Data shown:
* Begin *

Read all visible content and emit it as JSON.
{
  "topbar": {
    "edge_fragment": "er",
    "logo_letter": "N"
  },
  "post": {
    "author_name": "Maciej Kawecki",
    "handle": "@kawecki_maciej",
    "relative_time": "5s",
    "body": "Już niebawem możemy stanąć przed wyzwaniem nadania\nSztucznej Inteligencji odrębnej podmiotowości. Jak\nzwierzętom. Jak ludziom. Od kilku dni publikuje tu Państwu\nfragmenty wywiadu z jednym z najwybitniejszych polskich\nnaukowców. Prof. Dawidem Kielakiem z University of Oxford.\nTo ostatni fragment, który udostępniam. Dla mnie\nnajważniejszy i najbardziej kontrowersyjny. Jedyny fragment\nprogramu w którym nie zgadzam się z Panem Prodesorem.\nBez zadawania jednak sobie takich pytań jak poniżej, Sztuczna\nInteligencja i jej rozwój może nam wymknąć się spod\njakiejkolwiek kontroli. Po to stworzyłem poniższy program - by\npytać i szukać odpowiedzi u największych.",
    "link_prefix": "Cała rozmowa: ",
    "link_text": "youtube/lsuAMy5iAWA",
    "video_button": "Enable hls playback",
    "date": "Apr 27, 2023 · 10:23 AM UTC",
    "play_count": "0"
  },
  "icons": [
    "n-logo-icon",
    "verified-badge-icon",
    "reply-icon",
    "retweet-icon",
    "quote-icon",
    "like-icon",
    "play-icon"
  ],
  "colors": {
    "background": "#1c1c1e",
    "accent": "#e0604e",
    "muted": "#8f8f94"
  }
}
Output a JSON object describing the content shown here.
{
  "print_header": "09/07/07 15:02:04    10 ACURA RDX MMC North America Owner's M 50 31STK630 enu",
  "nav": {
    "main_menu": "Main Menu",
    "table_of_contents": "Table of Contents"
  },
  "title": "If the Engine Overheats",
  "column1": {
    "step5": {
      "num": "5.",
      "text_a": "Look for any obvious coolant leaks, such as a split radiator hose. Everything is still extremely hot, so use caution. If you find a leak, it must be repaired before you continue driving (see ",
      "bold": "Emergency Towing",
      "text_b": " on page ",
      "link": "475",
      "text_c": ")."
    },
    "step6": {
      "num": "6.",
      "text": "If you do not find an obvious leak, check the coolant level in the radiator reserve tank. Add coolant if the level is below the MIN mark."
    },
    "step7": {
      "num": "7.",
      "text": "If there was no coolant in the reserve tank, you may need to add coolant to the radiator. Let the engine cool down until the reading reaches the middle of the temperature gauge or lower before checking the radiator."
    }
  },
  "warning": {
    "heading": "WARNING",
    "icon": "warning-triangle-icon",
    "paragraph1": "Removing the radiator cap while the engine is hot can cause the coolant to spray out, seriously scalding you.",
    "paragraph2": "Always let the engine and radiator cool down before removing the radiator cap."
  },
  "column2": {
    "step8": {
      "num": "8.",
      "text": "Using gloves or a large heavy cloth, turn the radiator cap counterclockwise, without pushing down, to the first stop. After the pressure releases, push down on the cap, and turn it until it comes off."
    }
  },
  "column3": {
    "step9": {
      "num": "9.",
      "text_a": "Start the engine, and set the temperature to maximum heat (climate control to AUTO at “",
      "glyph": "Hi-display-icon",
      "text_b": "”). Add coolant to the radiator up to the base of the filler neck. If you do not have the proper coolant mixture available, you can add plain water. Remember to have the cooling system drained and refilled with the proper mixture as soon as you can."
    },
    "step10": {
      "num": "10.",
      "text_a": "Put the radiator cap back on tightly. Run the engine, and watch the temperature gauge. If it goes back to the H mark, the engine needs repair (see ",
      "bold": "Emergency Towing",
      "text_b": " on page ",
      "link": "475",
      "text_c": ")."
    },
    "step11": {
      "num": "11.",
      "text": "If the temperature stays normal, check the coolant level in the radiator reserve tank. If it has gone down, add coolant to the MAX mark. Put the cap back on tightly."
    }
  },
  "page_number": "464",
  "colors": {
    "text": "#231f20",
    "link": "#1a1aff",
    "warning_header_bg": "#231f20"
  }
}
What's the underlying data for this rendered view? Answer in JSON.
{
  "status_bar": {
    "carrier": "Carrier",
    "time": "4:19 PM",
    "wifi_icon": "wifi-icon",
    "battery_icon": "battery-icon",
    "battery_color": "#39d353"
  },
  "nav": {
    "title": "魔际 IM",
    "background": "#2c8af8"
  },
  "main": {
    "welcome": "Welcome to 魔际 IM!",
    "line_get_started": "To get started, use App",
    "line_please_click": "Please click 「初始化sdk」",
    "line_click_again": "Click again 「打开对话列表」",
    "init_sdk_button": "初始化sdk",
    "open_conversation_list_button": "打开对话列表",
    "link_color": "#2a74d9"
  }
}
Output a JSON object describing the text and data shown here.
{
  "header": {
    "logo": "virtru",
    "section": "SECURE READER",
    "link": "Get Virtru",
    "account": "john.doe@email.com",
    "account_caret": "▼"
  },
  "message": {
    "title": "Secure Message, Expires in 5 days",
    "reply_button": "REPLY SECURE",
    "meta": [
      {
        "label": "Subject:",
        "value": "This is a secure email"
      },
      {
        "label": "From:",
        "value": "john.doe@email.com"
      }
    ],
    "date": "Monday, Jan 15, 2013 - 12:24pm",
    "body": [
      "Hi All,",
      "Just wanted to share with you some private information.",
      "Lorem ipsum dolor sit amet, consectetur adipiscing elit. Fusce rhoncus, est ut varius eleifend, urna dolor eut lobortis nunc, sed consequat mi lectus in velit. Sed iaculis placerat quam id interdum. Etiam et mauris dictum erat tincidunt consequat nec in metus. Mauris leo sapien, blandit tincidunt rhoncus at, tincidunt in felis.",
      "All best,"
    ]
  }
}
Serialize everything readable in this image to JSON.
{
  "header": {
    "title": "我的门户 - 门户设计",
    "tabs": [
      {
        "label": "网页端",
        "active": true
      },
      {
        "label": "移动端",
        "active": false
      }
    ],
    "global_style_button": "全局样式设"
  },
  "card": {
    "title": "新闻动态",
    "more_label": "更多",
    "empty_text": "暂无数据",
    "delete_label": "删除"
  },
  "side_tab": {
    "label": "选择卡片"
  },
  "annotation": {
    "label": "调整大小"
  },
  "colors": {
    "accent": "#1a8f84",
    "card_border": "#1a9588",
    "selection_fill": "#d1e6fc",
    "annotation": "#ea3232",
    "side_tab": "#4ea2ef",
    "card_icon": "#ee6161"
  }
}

* End *

Gather each line of the listing containing the word "background" and show it.

    "background": "#1c1c1e",
    "background": "#2c8af8"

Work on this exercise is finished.